• _Part of a data file_:
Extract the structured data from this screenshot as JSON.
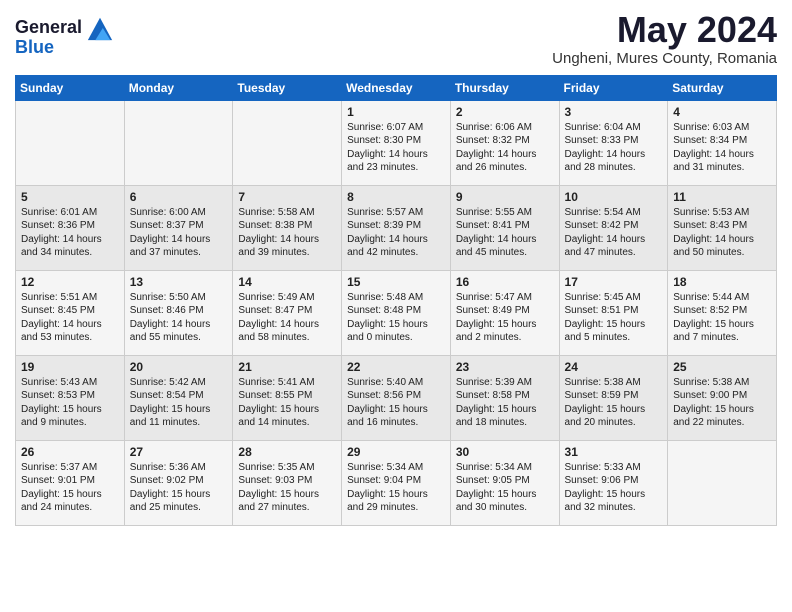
{
  "logo": {
    "general": "General",
    "blue": "Blue"
  },
  "title": "May 2024",
  "subtitle": "Ungheni, Mures County, Romania",
  "headers": [
    "Sunday",
    "Monday",
    "Tuesday",
    "Wednesday",
    "Thursday",
    "Friday",
    "Saturday"
  ],
  "weeks": [
    [
      {
        "day": "",
        "info": ""
      },
      {
        "day": "",
        "info": ""
      },
      {
        "day": "",
        "info": ""
      },
      {
        "day": "1",
        "info": "Sunrise: 6:07 AM\nSunset: 8:30 PM\nDaylight: 14 hours\nand 23 minutes."
      },
      {
        "day": "2",
        "info": "Sunrise: 6:06 AM\nSunset: 8:32 PM\nDaylight: 14 hours\nand 26 minutes."
      },
      {
        "day": "3",
        "info": "Sunrise: 6:04 AM\nSunset: 8:33 PM\nDaylight: 14 hours\nand 28 minutes."
      },
      {
        "day": "4",
        "info": "Sunrise: 6:03 AM\nSunset: 8:34 PM\nDaylight: 14 hours\nand 31 minutes."
      }
    ],
    [
      {
        "day": "5",
        "info": "Sunrise: 6:01 AM\nSunset: 8:36 PM\nDaylight: 14 hours\nand 34 minutes."
      },
      {
        "day": "6",
        "info": "Sunrise: 6:00 AM\nSunset: 8:37 PM\nDaylight: 14 hours\nand 37 minutes."
      },
      {
        "day": "7",
        "info": "Sunrise: 5:58 AM\nSunset: 8:38 PM\nDaylight: 14 hours\nand 39 minutes."
      },
      {
        "day": "8",
        "info": "Sunrise: 5:57 AM\nSunset: 8:39 PM\nDaylight: 14 hours\nand 42 minutes."
      },
      {
        "day": "9",
        "info": "Sunrise: 5:55 AM\nSunset: 8:41 PM\nDaylight: 14 hours\nand 45 minutes."
      },
      {
        "day": "10",
        "info": "Sunrise: 5:54 AM\nSunset: 8:42 PM\nDaylight: 14 hours\nand 47 minutes."
      },
      {
        "day": "11",
        "info": "Sunrise: 5:53 AM\nSunset: 8:43 PM\nDaylight: 14 hours\nand 50 minutes."
      }
    ],
    [
      {
        "day": "12",
        "info": "Sunrise: 5:51 AM\nSunset: 8:45 PM\nDaylight: 14 hours\nand 53 minutes."
      },
      {
        "day": "13",
        "info": "Sunrise: 5:50 AM\nSunset: 8:46 PM\nDaylight: 14 hours\nand 55 minutes."
      },
      {
        "day": "14",
        "info": "Sunrise: 5:49 AM\nSunset: 8:47 PM\nDaylight: 14 hours\nand 58 minutes."
      },
      {
        "day": "15",
        "info": "Sunrise: 5:48 AM\nSunset: 8:48 PM\nDaylight: 15 hours\nand 0 minutes."
      },
      {
        "day": "16",
        "info": "Sunrise: 5:47 AM\nSunset: 8:49 PM\nDaylight: 15 hours\nand 2 minutes."
      },
      {
        "day": "17",
        "info": "Sunrise: 5:45 AM\nSunset: 8:51 PM\nDaylight: 15 hours\nand 5 minutes."
      },
      {
        "day": "18",
        "info": "Sunrise: 5:44 AM\nSunset: 8:52 PM\nDaylight: 15 hours\nand 7 minutes."
      }
    ],
    [
      {
        "day": "19",
        "info": "Sunrise: 5:43 AM\nSunset: 8:53 PM\nDaylight: 15 hours\nand 9 minutes."
      },
      {
        "day": "20",
        "info": "Sunrise: 5:42 AM\nSunset: 8:54 PM\nDaylight: 15 hours\nand 11 minutes."
      },
      {
        "day": "21",
        "info": "Sunrise: 5:41 AM\nSunset: 8:55 PM\nDaylight: 15 hours\nand 14 minutes."
      },
      {
        "day": "22",
        "info": "Sunrise: 5:40 AM\nSunset: 8:56 PM\nDaylight: 15 hours\nand 16 minutes."
      },
      {
        "day": "23",
        "info": "Sunrise: 5:39 AM\nSunset: 8:58 PM\nDaylight: 15 hours\nand 18 minutes."
      },
      {
        "day": "24",
        "info": "Sunrise: 5:38 AM\nSunset: 8:59 PM\nDaylight: 15 hours\nand 20 minutes."
      },
      {
        "day": "25",
        "info": "Sunrise: 5:38 AM\nSunset: 9:00 PM\nDaylight: 15 hours\nand 22 minutes."
      }
    ],
    [
      {
        "day": "26",
        "info": "Sunrise: 5:37 AM\nSunset: 9:01 PM\nDaylight: 15 hours\nand 24 minutes."
      },
      {
        "day": "27",
        "info": "Sunrise: 5:36 AM\nSunset: 9:02 PM\nDaylight: 15 hours\nand 25 minutes."
      },
      {
        "day": "28",
        "info": "Sunrise: 5:35 AM\nSunset: 9:03 PM\nDaylight: 15 hours\nand 27 minutes."
      },
      {
        "day": "29",
        "info": "Sunrise: 5:34 AM\nSunset: 9:04 PM\nDaylight: 15 hours\nand 29 minutes."
      },
      {
        "day": "30",
        "info": "Sunrise: 5:34 AM\nSunset: 9:05 PM\nDaylight: 15 hours\nand 30 minutes."
      },
      {
        "day": "31",
        "info": "Sunrise: 5:33 AM\nSunset: 9:06 PM\nDaylight: 15 hours\nand 32 minutes."
      },
      {
        "day": "",
        "info": ""
      }
    ]
  ]
}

• _WRITTEN PROBLEM_: Print the records word for word and exclude any picture they hold.

• _SOLVED PROBLEM_:
Extract the structured data from this screenshot as JSON.
{
  "logo": {
    "general": "General",
    "blue": "Blue"
  },
  "title": "May 2024",
  "subtitle": "Ungheni, Mures County, Romania",
  "headers": [
    "Sunday",
    "Monday",
    "Tuesday",
    "Wednesday",
    "Thursday",
    "Friday",
    "Saturday"
  ],
  "weeks": [
    [
      {
        "day": "",
        "info": ""
      },
      {
        "day": "",
        "info": ""
      },
      {
        "day": "",
        "info": ""
      },
      {
        "day": "1",
        "info": "Sunrise: 6:07 AM\nSunset: 8:30 PM\nDaylight: 14 hours\nand 23 minutes."
      },
      {
        "day": "2",
        "info": "Sunrise: 6:06 AM\nSunset: 8:32 PM\nDaylight: 14 hours\nand 26 minutes."
      },
      {
        "day": "3",
        "info": "Sunrise: 6:04 AM\nSunset: 8:33 PM\nDaylight: 14 hours\nand 28 minutes."
      },
      {
        "day": "4",
        "info": "Sunrise: 6:03 AM\nSunset: 8:34 PM\nDaylight: 14 hours\nand 31 minutes."
      }
    ],
    [
      {
        "day": "5",
        "info": "Sunrise: 6:01 AM\nSunset: 8:36 PM\nDaylight: 14 hours\nand 34 minutes."
      },
      {
        "day": "6",
        "info": "Sunrise: 6:00 AM\nSunset: 8:37 PM\nDaylight: 14 hours\nand 37 minutes."
      },
      {
        "day": "7",
        "info": "Sunrise: 5:58 AM\nSunset: 8:38 PM\nDaylight: 14 hours\nand 39 minutes."
      },
      {
        "day": "8",
        "info": "Sunrise: 5:57 AM\nSunset: 8:39 PM\nDaylight: 14 hours\nand 42 minutes."
      },
      {
        "day": "9",
        "info": "Sunrise: 5:55 AM\nSunset: 8:41 PM\nDaylight: 14 hours\nand 45 minutes."
      },
      {
        "day": "10",
        "info": "Sunrise: 5:54 AM\nSunset: 8:42 PM\nDaylight: 14 hours\nand 47 minutes."
      },
      {
        "day": "11",
        "info": "Sunrise: 5:53 AM\nSunset: 8:43 PM\nDaylight: 14 hours\nand 50 minutes."
      }
    ],
    [
      {
        "day": "12",
        "info": "Sunrise: 5:51 AM\nSunset: 8:45 PM\nDaylight: 14 hours\nand 53 minutes."
      },
      {
        "day": "13",
        "info": "Sunrise: 5:50 AM\nSunset: 8:46 PM\nDaylight: 14 hours\nand 55 minutes."
      },
      {
        "day": "14",
        "info": "Sunrise: 5:49 AM\nSunset: 8:47 PM\nDaylight: 14 hours\nand 58 minutes."
      },
      {
        "day": "15",
        "info": "Sunrise: 5:48 AM\nSunset: 8:48 PM\nDaylight: 15 hours\nand 0 minutes."
      },
      {
        "day": "16",
        "info": "Sunrise: 5:47 AM\nSunset: 8:49 PM\nDaylight: 15 hours\nand 2 minutes."
      },
      {
        "day": "17",
        "info": "Sunrise: 5:45 AM\nSunset: 8:51 PM\nDaylight: 15 hours\nand 5 minutes."
      },
      {
        "day": "18",
        "info": "Sunrise: 5:44 AM\nSunset: 8:52 PM\nDaylight: 15 hours\nand 7 minutes."
      }
    ],
    [
      {
        "day": "19",
        "info": "Sunrise: 5:43 AM\nSunset: 8:53 PM\nDaylight: 15 hours\nand 9 minutes."
      },
      {
        "day": "20",
        "info": "Sunrise: 5:42 AM\nSunset: 8:54 PM\nDaylight: 15 hours\nand 11 minutes."
      },
      {
        "day": "21",
        "info": "Sunrise: 5:41 AM\nSunset: 8:55 PM\nDaylight: 15 hours\nand 14 minutes."
      },
      {
        "day": "22",
        "info": "Sunrise: 5:40 AM\nSunset: 8:56 PM\nDaylight: 15 hours\nand 16 minutes."
      },
      {
        "day": "23",
        "info": "Sunrise: 5:39 AM\nSunset: 8:58 PM\nDaylight: 15 hours\nand 18 minutes."
      },
      {
        "day": "24",
        "info": "Sunrise: 5:38 AM\nSunset: 8:59 PM\nDaylight: 15 hours\nand 20 minutes."
      },
      {
        "day": "25",
        "info": "Sunrise: 5:38 AM\nSunset: 9:00 PM\nDaylight: 15 hours\nand 22 minutes."
      }
    ],
    [
      {
        "day": "26",
        "info": "Sunrise: 5:37 AM\nSunset: 9:01 PM\nDaylight: 15 hours\nand 24 minutes."
      },
      {
        "day": "27",
        "info": "Sunrise: 5:36 AM\nSunset: 9:02 PM\nDaylight: 15 hours\nand 25 minutes."
      },
      {
        "day": "28",
        "info": "Sunrise: 5:35 AM\nSunset: 9:03 PM\nDaylight: 15 hours\nand 27 minutes."
      },
      {
        "day": "29",
        "info": "Sunrise: 5:34 AM\nSunset: 9:04 PM\nDaylight: 15 hours\nand 29 minutes."
      },
      {
        "day": "30",
        "info": "Sunrise: 5:34 AM\nSunset: 9:05 PM\nDaylight: 15 hours\nand 30 minutes."
      },
      {
        "day": "31",
        "info": "Sunrise: 5:33 AM\nSunset: 9:06 PM\nDaylight: 15 hours\nand 32 minutes."
      },
      {
        "day": "",
        "info": ""
      }
    ]
  ]
}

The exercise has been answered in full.